SHORT PROBLEM —
Select, from the data, each line where "dois" occurs.

>> START RECORDS TO PROCESS

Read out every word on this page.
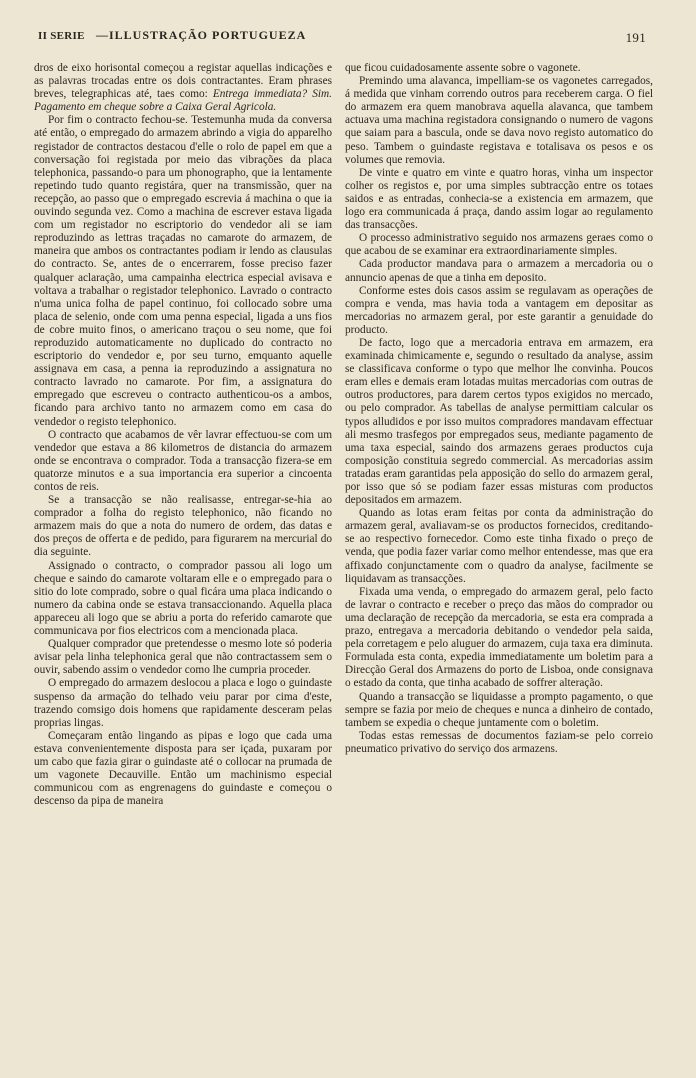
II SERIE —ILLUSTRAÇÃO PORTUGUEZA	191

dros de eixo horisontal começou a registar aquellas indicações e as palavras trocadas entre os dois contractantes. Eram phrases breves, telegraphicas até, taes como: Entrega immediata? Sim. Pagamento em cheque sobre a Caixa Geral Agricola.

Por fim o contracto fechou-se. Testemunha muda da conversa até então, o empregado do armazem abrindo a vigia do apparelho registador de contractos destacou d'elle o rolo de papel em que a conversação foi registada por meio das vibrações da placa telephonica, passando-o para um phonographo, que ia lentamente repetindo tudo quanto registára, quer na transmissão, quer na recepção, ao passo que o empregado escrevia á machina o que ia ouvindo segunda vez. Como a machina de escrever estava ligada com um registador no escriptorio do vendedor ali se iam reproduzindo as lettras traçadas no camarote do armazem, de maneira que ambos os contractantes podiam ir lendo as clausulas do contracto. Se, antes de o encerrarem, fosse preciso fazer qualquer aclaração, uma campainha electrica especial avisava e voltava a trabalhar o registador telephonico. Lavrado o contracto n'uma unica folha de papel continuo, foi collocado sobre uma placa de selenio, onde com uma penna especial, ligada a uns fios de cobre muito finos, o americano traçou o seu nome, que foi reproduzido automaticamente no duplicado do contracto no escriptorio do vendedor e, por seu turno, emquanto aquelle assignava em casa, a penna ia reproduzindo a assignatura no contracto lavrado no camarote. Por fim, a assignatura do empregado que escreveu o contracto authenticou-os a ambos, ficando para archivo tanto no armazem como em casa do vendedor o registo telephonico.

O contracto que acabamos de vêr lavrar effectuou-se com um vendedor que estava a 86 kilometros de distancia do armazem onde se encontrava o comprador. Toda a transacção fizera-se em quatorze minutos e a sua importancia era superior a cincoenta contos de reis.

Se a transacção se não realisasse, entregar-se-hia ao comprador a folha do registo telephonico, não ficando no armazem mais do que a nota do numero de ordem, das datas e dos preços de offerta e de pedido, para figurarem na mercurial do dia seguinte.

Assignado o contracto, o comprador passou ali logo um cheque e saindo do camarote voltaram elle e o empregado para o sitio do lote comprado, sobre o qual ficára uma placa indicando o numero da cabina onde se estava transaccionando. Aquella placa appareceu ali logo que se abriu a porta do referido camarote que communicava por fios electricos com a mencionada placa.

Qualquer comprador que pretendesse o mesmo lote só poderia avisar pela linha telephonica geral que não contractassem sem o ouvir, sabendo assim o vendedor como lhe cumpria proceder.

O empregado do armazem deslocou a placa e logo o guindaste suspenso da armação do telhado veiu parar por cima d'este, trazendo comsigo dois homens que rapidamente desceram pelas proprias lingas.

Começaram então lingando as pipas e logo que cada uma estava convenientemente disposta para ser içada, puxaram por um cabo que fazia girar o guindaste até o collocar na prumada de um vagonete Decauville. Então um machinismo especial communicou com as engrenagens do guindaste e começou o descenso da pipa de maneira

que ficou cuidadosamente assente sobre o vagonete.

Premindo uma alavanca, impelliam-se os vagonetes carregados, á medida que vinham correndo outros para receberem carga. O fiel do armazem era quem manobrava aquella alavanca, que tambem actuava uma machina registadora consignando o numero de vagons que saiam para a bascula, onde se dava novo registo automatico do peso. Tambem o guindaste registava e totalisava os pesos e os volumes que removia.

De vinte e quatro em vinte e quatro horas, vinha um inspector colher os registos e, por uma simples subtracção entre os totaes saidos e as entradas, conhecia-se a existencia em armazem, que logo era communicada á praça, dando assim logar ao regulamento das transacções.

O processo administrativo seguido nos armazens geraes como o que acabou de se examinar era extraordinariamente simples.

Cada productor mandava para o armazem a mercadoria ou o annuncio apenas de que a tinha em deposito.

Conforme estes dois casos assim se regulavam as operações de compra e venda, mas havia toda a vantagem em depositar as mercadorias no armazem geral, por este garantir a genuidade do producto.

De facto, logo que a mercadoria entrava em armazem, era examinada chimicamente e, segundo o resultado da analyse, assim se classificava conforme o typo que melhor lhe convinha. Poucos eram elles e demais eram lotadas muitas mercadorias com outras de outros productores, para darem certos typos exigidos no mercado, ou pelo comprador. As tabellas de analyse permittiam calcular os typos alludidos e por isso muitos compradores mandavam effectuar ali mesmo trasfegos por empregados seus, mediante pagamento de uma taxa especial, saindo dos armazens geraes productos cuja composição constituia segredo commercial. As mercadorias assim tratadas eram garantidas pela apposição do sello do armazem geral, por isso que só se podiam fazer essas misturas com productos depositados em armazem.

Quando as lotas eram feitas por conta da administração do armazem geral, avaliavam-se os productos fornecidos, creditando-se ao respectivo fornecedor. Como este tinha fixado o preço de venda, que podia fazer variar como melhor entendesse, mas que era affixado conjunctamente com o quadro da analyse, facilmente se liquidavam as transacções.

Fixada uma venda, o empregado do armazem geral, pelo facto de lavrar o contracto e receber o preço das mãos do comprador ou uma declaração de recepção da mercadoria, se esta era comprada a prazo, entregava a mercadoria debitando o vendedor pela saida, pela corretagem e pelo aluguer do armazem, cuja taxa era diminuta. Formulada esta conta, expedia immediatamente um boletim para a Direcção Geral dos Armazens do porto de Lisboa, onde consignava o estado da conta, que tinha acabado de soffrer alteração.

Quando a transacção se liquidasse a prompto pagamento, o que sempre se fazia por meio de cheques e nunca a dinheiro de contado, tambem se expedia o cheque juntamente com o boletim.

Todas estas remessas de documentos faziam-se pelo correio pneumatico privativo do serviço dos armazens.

>> END RECORDS TO PROCESS
>> START RECORDS TO PROCESS

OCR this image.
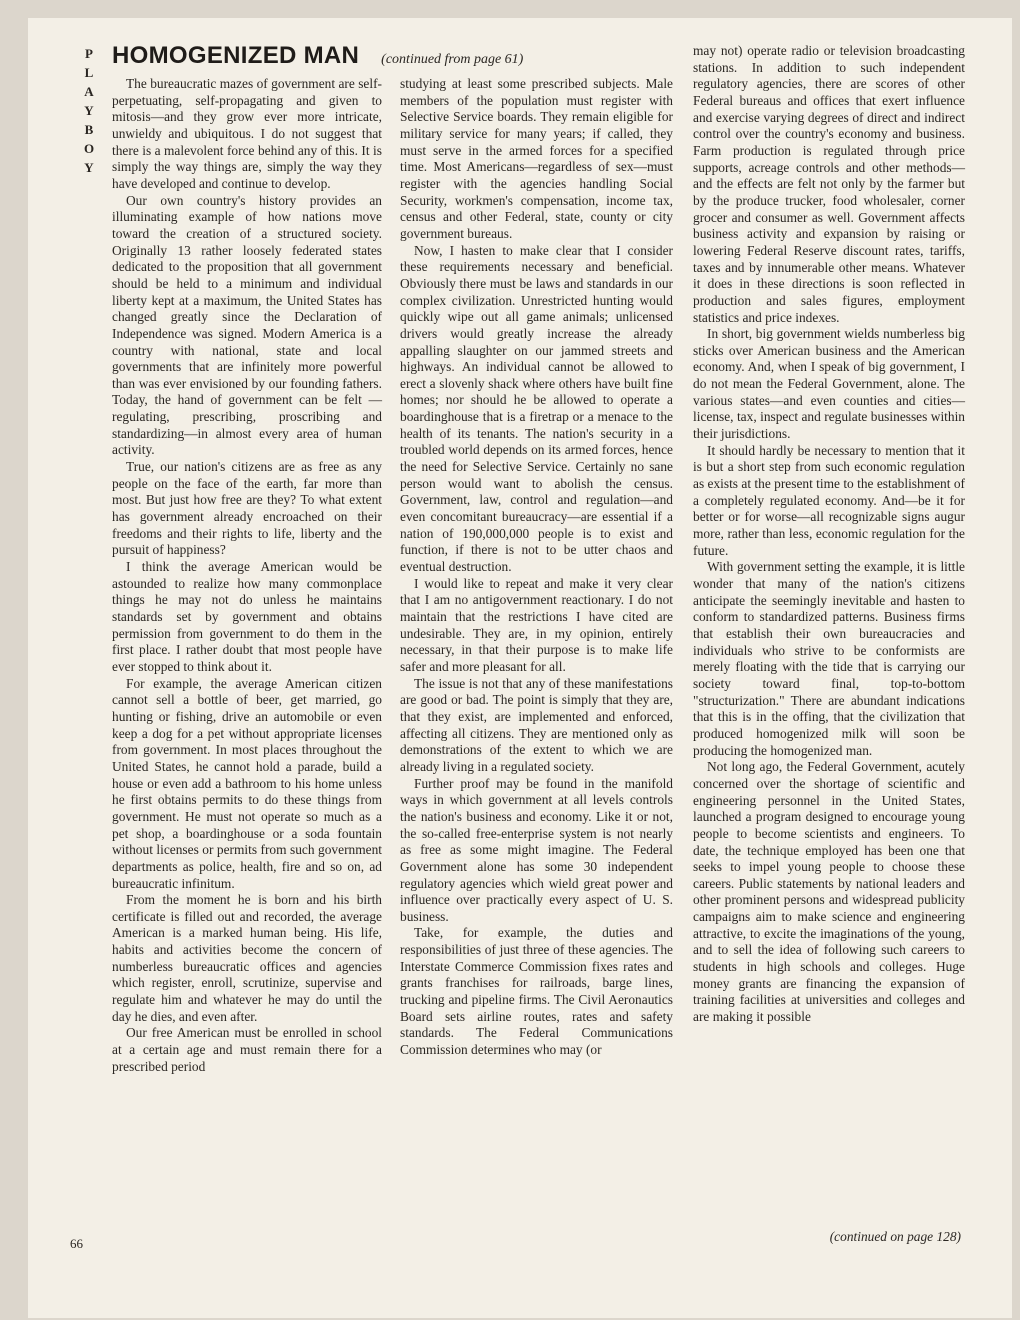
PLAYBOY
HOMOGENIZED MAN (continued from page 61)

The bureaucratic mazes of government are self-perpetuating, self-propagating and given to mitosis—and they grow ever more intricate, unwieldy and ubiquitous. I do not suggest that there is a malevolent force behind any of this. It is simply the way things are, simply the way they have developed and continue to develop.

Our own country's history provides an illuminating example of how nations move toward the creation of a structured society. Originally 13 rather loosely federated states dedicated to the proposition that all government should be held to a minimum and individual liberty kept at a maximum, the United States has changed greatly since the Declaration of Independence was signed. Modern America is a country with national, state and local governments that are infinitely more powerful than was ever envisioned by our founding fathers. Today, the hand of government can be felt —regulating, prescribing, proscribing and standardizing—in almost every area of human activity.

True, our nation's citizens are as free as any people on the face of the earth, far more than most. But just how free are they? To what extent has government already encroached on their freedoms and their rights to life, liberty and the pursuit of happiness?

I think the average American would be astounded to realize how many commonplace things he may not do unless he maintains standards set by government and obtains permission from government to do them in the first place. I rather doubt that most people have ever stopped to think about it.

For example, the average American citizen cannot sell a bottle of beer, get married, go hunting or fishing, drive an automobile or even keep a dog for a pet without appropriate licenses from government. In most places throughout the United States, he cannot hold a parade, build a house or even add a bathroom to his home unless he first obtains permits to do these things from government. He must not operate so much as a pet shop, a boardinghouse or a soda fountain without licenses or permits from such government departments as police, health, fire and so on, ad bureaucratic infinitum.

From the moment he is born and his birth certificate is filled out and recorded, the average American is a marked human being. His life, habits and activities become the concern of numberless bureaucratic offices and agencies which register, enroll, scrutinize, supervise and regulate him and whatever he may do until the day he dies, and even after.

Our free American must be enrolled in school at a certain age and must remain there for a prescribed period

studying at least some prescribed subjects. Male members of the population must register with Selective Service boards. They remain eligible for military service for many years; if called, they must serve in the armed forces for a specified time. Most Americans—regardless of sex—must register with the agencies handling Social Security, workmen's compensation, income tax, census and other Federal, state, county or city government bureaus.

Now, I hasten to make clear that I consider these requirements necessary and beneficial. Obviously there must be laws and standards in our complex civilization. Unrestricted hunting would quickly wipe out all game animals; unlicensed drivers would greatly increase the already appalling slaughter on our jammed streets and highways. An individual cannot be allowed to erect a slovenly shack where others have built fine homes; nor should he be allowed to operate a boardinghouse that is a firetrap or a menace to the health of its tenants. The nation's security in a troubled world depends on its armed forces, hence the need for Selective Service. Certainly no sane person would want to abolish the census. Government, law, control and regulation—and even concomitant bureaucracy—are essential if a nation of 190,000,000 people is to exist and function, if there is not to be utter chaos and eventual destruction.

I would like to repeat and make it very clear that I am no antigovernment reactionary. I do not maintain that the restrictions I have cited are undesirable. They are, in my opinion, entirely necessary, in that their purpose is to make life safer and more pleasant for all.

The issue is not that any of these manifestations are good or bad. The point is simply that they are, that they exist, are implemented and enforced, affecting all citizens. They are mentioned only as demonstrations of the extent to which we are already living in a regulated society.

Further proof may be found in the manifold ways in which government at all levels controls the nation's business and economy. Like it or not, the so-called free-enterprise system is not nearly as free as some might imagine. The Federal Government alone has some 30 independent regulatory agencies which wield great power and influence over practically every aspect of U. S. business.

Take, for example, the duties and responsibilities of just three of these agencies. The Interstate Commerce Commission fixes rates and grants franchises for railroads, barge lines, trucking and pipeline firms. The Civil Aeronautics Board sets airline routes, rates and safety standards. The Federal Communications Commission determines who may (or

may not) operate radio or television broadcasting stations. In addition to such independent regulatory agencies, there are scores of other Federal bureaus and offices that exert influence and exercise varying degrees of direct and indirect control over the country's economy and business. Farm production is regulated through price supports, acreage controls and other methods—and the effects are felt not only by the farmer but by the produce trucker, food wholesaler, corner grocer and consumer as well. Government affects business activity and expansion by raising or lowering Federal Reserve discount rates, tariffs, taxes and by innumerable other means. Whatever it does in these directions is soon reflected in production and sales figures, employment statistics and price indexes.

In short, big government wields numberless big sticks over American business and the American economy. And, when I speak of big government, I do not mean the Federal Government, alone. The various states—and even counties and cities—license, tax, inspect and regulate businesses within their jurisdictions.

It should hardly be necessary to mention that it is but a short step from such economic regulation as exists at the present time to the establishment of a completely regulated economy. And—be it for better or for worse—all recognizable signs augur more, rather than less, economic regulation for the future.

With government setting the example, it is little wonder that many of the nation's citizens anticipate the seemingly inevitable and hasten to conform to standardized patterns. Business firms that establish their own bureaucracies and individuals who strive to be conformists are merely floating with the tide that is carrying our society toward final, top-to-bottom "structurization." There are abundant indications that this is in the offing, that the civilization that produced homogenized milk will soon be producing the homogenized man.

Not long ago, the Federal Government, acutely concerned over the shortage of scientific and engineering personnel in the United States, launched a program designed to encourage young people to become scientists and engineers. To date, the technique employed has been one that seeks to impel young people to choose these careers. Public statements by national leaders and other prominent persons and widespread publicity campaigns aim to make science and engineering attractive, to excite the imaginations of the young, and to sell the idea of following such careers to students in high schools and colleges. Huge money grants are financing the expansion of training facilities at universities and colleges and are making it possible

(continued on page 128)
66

>> END RECORDS TO PROCESS

ANSWER —
dros de eixo horisontal começou a registar aquellas indicações e as palavras trocadas entre os dois contractantes. Eram phrases breves, telegraphicas até, taes como: Entrega immediata? Sim. Pagamento em cheque sobre a Caixa Geral Agricola.
O empregado do armazem deslocou a placa e logo o guindaste suspenso da armação do telhado veiu parar por cima d'este, trazendo comsigo dois homens que rapidamente desceram pelas proprias lingas.
Conforme estes dois casos assim se regulavam as operações de compra e venda, mas havia toda a vantagem em depositar as mercadorias no armazem geral, por este garantir a genuidade do producto.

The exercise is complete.